**What you will do**
Copy out lines with the word "name" from the material that follows.

**Material for this exercise**
⟨

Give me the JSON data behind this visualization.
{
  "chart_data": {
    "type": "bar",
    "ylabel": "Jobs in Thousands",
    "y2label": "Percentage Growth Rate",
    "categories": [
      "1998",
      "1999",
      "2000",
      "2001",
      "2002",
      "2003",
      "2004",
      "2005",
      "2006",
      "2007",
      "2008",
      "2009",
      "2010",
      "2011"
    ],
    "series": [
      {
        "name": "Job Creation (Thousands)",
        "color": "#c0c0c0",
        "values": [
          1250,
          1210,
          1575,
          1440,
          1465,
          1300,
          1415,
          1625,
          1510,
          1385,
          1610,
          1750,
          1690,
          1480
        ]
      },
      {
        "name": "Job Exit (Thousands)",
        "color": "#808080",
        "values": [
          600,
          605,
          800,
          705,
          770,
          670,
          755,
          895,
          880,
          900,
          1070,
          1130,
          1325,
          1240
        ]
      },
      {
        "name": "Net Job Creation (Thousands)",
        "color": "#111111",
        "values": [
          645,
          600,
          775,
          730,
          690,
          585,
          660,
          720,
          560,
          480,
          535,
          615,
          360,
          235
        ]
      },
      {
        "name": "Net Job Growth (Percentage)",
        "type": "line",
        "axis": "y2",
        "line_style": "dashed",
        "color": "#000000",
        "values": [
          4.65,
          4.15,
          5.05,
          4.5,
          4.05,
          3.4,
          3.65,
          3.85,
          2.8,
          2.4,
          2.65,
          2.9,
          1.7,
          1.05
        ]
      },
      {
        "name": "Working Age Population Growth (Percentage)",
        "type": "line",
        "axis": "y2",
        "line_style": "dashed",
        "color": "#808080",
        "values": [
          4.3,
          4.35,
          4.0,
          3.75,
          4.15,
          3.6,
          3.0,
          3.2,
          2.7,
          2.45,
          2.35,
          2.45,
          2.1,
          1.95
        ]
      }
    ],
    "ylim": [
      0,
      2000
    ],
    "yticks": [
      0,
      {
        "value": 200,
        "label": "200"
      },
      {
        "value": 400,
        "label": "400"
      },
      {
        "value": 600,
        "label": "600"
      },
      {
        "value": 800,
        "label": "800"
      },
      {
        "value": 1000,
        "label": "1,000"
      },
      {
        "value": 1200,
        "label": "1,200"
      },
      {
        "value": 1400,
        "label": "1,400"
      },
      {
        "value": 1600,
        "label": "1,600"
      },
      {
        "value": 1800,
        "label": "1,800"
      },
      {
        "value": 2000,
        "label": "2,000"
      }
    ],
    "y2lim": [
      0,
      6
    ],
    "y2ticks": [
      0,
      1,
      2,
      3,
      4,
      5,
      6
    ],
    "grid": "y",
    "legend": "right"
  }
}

⟩

**Complete output**
        "name": "Job Creation (Thousands)",
        "name": "Job Exit (Thousands)",
        "name": "Net Job Creation (Thousands)",
        "name": "Net Job Growth (Percentage)",
        "name": "Working Age Population Growth (Percentage)",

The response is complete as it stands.